** START **
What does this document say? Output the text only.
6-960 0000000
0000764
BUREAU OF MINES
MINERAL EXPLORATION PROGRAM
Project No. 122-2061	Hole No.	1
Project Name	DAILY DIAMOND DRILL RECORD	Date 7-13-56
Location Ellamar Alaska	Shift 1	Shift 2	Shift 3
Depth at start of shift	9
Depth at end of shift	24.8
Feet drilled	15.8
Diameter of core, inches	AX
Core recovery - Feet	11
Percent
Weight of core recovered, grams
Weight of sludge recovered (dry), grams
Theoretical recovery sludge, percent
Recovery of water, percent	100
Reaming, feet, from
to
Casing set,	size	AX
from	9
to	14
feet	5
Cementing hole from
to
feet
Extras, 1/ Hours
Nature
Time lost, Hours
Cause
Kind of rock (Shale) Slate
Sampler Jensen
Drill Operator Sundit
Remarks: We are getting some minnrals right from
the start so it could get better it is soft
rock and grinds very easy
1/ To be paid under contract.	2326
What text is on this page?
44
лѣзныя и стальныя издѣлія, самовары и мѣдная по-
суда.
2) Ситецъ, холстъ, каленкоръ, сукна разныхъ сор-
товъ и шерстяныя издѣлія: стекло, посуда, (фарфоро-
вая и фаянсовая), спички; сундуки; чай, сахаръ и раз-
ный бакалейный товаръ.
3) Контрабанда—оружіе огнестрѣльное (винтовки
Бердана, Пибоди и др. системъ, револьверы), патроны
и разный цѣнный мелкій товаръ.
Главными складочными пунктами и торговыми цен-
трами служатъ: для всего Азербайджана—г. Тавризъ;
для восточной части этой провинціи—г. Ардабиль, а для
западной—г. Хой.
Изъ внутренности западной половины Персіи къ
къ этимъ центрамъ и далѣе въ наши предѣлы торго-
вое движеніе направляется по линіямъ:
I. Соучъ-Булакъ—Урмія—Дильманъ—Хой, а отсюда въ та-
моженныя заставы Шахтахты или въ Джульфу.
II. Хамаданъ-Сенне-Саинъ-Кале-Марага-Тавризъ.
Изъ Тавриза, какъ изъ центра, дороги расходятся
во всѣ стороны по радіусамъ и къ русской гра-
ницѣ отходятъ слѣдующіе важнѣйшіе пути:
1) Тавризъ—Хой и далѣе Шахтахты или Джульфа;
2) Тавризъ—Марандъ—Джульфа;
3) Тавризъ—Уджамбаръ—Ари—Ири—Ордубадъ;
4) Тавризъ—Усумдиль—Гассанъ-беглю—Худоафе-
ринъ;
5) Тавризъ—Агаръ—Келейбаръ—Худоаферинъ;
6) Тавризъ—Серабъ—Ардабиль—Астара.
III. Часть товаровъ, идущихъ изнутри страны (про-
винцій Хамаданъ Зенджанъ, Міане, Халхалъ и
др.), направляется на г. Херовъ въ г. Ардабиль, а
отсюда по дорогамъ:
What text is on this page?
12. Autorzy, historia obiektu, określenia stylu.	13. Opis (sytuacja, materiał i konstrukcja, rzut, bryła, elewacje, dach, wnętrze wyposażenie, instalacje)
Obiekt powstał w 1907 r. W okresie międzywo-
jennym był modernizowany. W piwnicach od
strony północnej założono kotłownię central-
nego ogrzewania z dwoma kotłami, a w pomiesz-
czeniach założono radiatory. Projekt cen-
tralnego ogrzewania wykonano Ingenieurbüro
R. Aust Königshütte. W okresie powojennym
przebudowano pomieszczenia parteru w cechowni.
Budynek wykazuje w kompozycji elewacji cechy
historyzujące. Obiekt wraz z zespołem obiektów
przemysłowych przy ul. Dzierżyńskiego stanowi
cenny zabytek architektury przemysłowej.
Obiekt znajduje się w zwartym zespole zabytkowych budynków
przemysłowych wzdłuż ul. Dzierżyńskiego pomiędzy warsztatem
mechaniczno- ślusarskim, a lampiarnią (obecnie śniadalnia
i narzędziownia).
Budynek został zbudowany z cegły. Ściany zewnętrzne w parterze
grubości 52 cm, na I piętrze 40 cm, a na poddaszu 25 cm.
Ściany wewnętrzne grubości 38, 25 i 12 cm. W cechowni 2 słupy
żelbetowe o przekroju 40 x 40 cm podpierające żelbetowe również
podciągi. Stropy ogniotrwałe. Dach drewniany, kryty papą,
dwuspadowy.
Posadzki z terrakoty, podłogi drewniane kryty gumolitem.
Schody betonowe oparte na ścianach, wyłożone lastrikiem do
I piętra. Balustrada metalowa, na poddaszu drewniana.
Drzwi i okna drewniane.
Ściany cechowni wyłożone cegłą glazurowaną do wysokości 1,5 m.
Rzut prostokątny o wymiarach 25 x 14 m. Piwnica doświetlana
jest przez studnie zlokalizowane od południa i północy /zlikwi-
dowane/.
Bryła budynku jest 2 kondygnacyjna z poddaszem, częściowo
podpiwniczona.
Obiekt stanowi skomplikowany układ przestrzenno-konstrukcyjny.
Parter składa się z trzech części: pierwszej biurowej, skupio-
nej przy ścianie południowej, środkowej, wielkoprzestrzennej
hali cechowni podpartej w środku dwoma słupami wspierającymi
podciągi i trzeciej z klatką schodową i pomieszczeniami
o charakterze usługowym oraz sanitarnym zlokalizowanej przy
** END **
▶ [OBJECTIVE] Write the entries again, exactly as they stand.

▶ [ANSWER FOR THIS EXERCISE]
What does this document say? Output the text only.
6-960 0000000
0000764
BUREAU OF MINES
MINERAL EXPLORATION PROGRAM
Project No. 122-2061	Hole No.	1
Project Name	DAILY DIAMOND DRILL RECORD	Date 7-13-56
Location Ellamar Alaska	Shift 1	Shift 2	Shift 3
Depth at start of shift	9
Depth at end of shift	24.8
Feet drilled	15.8
Diameter of core, inches	AX
Core recovery - Feet	11
Percent
Weight of core recovered, grams
Weight of sludge recovered (dry), grams
Theoretical recovery sludge, percent
Recovery of water, percent	100
Reaming, feet, from
to
Casing set,	size	AX
from	9
to	14
feet	5
Cementing hole from
to
feet
Extras, 1/ Hours
Nature
Time lost, Hours
Cause
Kind of rock (Shale) Slate
Sampler Jensen
Drill Operator Sundit
Remarks: We are getting some minnrals right from
the start so it could get better it is soft
rock and grinds very easy
1/ To be paid under contract.	2326
What text is on this page?
44
лѣзныя и стальныя издѣлія, самовары и мѣдная по-
суда.
2) Ситецъ, холстъ, каленкоръ, сукна разныхъ сор-
товъ и шерстяныя издѣлія: стекло, посуда, (фарфоро-
вая и фаянсовая), спички; сундуки; чай, сахаръ и раз-
ный бакалейный товаръ.
3) Контрабанда—оружіе огнестрѣльное (винтовки
Бердана, Пибоди и др. системъ, револьверы), патроны
и разный цѣнный мелкій товаръ.
Главными складочными пунктами и торговыми цен-
трами служатъ: для всего Азербайджана—г. Тавризъ;
для восточной части этой провинціи—г. Ардабиль, а для
западной—г. Хой.
Изъ внутренности западной половины Персіи къ
къ этимъ центрамъ и далѣе въ наши предѣлы торго-
вое движеніе направляется по линіямъ:
I. Соучъ-Булакъ—Урмія—Дильманъ—Хой, а отсюда въ та-
моженныя заставы Шахтахты или въ Джульфу.
II. Хамаданъ-Сенне-Саинъ-Кале-Марага-Тавризъ.
Изъ Тавриза, какъ изъ центра, дороги расходятся
во всѣ стороны по радіусамъ и къ русской гра-
ницѣ отходятъ слѣдующіе важнѣйшіе пути:
1) Тавризъ—Хой и далѣе Шахтахты или Джульфа;
2) Тавризъ—Марандъ—Джульфа;
3) Тавризъ—Уджамбаръ—Ари—Ири—Ордубадъ;
4) Тавризъ—Усумдиль—Гассанъ-беглю—Худоафе-
ринъ;
5) Тавризъ—Агаръ—Келейбаръ—Худоаферинъ;
6) Тавризъ—Серабъ—Ардабиль—Астара.
III. Часть товаровъ, идущихъ изнутри страны (про-
винцій Хамаданъ Зенджанъ, Міане, Халхалъ и
др.), направляется на г. Херовъ въ г. Ардабиль, а
отсюда по дорогамъ:
What text is on this page?
12. Autorzy, historia obiektu, określenia stylu.	13. Opis (sytuacja, materiał i konstrukcja, rzut, bryła, elewacje, dach, wnętrze wyposażenie, instalacje)
Obiekt powstał w 1907 r. W okresie międzywo-
jennym był modernizowany. W piwnicach od
strony północnej założono kotłownię central-
nego ogrzewania z dwoma kotłami, a w pomiesz-
czeniach założono radiatory. Projekt cen-
tralnego ogrzewania wykonano Ingenieurbüro
R. Aust Königshütte. W okresie powojennym
przebudowano pomieszczenia parteru w cechowni.
Budynek wykazuje w kompozycji elewacji cechy
historyzujące. Obiekt wraz z zespołem obiektów
przemysłowych przy ul. Dzierżyńskiego stanowi
cenny zabytek architektury przemysłowej.
Obiekt znajduje się w zwartym zespole zabytkowych budynków
przemysłowych wzdłuż ul. Dzierżyńskiego pomiędzy warsztatem
mechaniczno- ślusarskim, a lampiarnią (obecnie śniadalnia
i narzędziownia).
Budynek został zbudowany z cegły. Ściany zewnętrzne w parterze
grubości 52 cm, na I piętrze 40 cm, a na poddaszu 25 cm.
Ściany wewnętrzne grubości 38, 25 i 12 cm. W cechowni 2 słupy
żelbetowe o przekroju 40 x 40 cm podpierające żelbetowe również
podciągi. Stropy ogniotrwałe. Dach drewniany, kryty papą,
dwuspadowy.
Posadzki z terrakoty, podłogi drewniane kryty gumolitem.
Schody betonowe oparte na ścianach, wyłożone lastrikiem do
I piętra. Balustrada metalowa, na poddaszu drewniana.
Drzwi i okna drewniane.
Ściany cechowni wyłożone cegłą glazurowaną do wysokości 1,5 m.
Rzut prostokątny o wymiarach 25 x 14 m. Piwnica doświetlana
jest przez studnie zlokalizowane od południa i północy /zlikwi-
dowane/.
Bryła budynku jest 2 kondygnacyjna z poddaszem, częściowo
podpiwniczona.
Obiekt stanowi skomplikowany układ przestrzenno-konstrukcyjny.
Parter składa się z trzech części: pierwszej biurowej, skupio-
nej przy ścianie południowej, środkowej, wielkoprzestrzennej
hali cechowni podpartej w środku dwoma słupami wspierającymi
podciągi i trzeciej z klatką schodową i pomieszczeniami
o charakterze usługowym oraz sanitarnym zlokalizowanej przy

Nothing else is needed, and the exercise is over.